[RECORD LIST]:
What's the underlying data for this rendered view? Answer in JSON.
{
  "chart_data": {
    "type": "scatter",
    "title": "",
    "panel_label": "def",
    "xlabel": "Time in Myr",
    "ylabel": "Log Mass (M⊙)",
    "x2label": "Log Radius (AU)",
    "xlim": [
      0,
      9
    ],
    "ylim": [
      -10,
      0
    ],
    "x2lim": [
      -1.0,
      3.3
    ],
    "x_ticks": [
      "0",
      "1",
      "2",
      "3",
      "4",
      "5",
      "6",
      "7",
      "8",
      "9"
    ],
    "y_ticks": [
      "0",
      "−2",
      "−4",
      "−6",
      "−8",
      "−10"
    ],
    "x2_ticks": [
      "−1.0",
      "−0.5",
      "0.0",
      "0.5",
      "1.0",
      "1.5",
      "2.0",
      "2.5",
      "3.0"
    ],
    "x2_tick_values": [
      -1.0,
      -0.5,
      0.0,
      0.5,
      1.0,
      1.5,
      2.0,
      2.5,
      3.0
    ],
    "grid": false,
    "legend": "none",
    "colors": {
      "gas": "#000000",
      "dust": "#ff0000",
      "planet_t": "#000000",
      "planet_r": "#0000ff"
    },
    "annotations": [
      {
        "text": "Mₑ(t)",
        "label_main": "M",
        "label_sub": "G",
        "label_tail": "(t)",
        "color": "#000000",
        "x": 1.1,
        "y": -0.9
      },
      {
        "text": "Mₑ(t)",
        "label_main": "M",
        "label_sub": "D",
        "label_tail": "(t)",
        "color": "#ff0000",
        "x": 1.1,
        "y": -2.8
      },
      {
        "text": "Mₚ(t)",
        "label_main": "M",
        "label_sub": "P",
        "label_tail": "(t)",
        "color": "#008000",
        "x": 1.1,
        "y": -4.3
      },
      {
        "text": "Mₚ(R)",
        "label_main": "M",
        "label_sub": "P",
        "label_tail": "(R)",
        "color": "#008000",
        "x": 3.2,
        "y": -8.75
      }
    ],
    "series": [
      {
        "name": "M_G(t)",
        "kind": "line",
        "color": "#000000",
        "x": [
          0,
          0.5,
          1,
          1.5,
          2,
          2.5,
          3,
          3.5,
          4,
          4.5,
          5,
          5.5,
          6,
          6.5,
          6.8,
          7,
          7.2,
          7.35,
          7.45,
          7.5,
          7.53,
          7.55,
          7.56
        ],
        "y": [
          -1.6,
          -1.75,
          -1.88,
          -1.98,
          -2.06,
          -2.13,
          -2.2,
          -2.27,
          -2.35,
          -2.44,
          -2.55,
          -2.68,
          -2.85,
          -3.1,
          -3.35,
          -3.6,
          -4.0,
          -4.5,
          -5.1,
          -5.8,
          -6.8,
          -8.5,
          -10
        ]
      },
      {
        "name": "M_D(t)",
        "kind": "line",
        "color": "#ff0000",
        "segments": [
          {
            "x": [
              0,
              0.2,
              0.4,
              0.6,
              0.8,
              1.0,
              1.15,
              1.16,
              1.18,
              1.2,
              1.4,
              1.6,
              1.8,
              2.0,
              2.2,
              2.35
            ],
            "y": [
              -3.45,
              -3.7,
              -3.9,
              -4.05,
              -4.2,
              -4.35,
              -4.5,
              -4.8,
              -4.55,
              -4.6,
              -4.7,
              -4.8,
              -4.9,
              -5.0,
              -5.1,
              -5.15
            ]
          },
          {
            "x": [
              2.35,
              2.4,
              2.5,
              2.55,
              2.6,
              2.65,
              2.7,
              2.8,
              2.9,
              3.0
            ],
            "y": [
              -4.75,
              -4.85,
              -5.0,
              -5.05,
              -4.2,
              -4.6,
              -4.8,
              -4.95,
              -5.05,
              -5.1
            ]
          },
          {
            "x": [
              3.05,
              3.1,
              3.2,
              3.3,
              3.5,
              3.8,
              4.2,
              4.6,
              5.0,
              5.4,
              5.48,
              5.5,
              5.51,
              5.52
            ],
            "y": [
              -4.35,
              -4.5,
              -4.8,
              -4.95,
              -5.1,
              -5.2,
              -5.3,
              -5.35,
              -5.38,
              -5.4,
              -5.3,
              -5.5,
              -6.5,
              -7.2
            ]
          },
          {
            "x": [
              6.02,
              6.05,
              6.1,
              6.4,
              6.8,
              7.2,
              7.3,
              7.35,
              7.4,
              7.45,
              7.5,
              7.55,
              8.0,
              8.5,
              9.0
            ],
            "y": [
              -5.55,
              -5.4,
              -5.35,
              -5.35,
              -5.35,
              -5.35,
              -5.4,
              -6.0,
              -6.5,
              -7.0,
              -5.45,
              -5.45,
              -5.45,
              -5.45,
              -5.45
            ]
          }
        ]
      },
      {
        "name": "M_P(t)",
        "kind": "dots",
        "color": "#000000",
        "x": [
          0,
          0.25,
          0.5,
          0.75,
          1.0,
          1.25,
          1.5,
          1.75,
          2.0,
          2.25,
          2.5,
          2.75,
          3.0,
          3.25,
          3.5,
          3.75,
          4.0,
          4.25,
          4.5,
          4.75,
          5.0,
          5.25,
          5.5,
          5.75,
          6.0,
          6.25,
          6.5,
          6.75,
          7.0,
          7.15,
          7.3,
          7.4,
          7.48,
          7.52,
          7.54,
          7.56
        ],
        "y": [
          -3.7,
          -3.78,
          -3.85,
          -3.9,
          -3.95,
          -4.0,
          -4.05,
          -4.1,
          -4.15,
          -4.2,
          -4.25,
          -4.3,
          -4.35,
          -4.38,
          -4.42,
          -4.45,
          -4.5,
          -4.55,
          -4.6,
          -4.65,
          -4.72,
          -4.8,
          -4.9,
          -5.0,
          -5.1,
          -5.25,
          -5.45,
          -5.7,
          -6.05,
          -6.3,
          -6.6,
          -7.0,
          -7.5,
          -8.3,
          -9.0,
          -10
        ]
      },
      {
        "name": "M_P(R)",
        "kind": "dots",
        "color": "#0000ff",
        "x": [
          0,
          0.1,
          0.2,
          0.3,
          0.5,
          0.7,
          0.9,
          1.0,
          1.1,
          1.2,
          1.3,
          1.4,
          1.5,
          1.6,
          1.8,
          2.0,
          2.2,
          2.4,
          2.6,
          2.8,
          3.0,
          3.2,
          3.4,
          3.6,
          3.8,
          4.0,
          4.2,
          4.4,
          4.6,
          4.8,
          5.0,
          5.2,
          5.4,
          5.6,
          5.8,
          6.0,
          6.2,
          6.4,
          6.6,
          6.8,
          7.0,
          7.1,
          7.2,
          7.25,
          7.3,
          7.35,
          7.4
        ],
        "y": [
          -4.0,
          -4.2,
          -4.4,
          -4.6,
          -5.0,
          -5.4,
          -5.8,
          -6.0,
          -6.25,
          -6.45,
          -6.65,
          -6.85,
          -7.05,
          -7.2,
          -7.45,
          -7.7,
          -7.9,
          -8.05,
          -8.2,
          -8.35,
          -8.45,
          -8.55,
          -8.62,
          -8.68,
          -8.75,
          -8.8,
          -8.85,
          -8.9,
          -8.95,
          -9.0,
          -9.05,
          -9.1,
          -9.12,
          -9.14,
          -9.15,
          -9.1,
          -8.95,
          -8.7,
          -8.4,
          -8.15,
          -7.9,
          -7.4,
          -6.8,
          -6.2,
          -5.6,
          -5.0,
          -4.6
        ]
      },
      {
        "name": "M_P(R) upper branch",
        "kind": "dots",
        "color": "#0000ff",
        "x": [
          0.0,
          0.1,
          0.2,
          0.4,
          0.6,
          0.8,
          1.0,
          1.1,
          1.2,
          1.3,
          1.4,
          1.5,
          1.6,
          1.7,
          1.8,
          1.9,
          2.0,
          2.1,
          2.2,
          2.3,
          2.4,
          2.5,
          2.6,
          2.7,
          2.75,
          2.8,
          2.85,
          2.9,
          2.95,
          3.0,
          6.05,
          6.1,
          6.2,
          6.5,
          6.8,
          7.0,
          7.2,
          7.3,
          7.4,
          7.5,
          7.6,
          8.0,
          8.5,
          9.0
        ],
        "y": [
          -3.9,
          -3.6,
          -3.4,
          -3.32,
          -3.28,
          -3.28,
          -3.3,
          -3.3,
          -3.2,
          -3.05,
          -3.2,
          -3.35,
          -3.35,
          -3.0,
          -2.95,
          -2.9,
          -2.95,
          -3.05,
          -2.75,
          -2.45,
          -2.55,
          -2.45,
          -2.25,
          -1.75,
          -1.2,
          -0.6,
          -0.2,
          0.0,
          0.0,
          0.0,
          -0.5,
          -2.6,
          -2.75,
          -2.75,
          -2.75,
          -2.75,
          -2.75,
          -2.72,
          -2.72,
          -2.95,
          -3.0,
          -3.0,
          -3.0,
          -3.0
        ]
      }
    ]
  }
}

[YOUR GOAL]: Find every line holding the word "name"; give their count and nothing else.

[RESPONSE TO THIS TASK]: 5